#### Objective
Lift every line from the entries that includes the word "here".

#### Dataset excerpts
%%

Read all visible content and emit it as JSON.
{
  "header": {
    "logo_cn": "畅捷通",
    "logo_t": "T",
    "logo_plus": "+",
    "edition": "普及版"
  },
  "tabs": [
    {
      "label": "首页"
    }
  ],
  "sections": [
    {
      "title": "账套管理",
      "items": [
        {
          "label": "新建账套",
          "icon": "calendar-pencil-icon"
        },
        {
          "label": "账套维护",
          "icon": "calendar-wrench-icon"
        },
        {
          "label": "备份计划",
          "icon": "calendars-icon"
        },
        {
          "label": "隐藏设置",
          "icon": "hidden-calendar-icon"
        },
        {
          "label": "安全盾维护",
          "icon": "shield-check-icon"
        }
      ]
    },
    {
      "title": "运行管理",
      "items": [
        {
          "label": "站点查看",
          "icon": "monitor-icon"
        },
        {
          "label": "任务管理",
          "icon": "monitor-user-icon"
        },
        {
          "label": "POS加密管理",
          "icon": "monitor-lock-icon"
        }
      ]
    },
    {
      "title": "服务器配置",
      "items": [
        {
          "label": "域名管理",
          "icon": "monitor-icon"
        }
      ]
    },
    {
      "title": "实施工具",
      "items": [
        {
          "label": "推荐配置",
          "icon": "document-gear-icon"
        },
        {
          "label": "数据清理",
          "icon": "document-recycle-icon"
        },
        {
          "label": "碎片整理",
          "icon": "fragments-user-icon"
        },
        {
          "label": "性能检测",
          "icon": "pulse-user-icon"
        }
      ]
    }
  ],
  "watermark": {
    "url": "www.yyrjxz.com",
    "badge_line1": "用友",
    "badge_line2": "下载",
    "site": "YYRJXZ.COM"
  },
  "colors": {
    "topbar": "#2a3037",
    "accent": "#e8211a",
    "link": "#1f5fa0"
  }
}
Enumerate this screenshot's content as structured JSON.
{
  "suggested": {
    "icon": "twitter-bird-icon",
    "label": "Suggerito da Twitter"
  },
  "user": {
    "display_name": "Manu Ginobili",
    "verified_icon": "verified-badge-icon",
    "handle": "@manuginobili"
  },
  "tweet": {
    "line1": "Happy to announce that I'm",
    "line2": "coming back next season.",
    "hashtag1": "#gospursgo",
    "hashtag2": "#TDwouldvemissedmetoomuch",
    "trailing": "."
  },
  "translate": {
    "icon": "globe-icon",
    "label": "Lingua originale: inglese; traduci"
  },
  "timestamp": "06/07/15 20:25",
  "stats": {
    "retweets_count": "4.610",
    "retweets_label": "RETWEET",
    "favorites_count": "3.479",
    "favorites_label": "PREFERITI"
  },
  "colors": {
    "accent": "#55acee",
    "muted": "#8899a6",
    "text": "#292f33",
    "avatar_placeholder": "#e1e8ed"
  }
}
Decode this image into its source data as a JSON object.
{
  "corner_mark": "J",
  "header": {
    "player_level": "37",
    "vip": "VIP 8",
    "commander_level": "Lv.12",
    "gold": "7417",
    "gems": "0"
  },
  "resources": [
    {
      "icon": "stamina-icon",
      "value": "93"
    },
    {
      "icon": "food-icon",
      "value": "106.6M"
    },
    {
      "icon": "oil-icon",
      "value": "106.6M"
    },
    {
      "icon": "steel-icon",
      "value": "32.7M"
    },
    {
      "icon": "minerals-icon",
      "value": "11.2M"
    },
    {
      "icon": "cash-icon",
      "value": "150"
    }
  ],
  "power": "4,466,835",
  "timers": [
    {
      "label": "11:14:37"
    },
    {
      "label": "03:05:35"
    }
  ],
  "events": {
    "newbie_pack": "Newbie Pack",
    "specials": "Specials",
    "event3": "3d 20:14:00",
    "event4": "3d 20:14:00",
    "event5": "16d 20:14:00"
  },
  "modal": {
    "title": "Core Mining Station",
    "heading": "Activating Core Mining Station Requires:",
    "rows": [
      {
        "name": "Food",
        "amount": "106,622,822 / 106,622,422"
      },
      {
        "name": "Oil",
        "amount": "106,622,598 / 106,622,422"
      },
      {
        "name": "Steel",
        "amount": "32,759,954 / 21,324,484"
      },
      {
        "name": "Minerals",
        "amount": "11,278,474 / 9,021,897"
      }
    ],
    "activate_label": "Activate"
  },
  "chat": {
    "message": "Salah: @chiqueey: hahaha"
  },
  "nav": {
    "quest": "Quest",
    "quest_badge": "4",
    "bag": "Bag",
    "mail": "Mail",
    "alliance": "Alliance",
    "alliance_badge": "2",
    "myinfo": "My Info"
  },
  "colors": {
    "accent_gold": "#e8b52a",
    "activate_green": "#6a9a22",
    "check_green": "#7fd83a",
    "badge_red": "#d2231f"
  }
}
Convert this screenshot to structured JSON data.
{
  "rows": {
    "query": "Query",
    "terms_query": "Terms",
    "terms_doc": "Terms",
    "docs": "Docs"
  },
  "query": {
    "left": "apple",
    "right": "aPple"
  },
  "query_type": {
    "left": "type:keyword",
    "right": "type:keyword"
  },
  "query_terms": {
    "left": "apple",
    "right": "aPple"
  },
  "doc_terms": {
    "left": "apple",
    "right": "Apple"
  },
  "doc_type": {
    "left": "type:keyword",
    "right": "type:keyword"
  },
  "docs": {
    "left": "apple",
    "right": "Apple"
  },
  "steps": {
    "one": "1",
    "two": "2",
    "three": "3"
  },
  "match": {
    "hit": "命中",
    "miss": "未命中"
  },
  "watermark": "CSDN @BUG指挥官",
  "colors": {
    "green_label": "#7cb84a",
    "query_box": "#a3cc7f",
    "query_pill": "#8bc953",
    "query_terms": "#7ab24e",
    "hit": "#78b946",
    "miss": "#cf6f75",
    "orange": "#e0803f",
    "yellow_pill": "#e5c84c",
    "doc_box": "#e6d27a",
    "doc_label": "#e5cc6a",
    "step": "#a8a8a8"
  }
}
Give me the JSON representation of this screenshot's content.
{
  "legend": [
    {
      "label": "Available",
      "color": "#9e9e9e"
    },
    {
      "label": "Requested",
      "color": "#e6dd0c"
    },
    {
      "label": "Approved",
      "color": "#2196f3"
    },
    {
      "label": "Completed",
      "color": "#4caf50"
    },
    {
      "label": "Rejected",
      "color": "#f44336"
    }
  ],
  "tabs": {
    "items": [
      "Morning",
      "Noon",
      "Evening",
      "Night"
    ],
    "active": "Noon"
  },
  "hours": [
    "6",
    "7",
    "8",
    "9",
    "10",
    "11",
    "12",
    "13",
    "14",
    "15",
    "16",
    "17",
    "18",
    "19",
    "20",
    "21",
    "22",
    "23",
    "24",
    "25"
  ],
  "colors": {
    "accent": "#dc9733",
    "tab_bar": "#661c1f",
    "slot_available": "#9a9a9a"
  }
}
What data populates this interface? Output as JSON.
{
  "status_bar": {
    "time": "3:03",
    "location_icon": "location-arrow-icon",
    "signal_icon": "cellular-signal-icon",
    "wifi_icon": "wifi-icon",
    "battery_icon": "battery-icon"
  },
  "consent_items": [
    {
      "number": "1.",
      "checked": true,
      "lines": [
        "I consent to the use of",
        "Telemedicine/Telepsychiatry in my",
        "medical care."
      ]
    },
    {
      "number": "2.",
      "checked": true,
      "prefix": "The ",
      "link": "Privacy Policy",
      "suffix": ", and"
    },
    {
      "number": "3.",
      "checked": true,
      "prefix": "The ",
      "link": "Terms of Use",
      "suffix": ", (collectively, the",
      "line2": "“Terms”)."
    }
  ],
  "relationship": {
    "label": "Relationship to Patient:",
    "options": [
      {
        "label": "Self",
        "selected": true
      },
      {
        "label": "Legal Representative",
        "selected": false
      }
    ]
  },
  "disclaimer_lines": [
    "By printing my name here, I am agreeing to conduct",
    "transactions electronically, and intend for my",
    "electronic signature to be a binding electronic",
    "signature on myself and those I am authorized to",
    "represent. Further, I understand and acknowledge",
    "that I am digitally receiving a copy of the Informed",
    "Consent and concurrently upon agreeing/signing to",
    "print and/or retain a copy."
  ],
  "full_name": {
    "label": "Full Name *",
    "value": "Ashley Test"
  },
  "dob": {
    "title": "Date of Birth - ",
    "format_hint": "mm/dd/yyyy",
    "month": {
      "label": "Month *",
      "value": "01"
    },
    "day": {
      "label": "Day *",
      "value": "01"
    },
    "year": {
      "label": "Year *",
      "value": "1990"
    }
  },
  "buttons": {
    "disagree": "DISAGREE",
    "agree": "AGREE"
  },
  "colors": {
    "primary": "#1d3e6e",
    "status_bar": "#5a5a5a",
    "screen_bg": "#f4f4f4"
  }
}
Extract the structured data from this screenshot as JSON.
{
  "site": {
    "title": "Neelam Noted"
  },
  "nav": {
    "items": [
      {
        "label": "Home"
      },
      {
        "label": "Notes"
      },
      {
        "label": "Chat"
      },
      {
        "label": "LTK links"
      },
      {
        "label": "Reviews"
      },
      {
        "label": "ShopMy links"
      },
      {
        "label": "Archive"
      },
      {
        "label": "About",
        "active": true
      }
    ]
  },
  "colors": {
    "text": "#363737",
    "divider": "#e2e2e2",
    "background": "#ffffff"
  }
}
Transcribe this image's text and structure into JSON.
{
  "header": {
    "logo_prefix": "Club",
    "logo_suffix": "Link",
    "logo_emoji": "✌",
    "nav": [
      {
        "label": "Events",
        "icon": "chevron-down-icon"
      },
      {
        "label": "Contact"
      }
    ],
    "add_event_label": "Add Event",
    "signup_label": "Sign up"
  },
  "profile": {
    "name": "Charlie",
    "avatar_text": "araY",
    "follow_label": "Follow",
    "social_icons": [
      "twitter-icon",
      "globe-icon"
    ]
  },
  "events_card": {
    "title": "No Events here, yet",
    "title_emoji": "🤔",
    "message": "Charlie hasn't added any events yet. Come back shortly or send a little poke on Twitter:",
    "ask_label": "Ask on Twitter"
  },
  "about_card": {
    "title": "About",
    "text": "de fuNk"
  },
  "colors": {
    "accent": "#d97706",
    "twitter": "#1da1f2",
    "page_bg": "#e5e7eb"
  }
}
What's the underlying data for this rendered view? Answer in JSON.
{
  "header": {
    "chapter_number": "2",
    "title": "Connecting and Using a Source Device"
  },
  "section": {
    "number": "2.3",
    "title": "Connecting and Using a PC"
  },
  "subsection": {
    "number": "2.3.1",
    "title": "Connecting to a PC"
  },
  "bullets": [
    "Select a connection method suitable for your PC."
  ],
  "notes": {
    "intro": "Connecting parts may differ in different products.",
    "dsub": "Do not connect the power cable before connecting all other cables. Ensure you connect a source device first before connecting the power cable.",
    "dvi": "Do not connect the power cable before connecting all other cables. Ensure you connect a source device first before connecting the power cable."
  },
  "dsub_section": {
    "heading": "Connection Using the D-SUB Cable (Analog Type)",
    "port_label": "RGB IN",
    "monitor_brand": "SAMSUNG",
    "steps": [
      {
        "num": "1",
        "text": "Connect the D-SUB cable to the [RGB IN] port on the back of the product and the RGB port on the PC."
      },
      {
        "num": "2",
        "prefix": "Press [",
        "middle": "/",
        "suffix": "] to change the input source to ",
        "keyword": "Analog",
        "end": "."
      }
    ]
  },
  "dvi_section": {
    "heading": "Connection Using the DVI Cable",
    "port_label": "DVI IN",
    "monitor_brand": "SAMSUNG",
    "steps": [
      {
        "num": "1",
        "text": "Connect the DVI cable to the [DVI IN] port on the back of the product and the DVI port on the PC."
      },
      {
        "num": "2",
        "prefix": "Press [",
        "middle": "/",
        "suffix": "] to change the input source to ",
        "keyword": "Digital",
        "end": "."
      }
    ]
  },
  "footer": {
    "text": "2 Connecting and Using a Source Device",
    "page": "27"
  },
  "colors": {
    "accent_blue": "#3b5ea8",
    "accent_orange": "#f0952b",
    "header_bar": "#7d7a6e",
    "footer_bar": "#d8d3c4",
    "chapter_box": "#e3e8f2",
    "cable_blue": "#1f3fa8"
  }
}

%%

#### Task result
    "By printing my name here, I am agreeing to conduct",
    "title": "No Events here, yet",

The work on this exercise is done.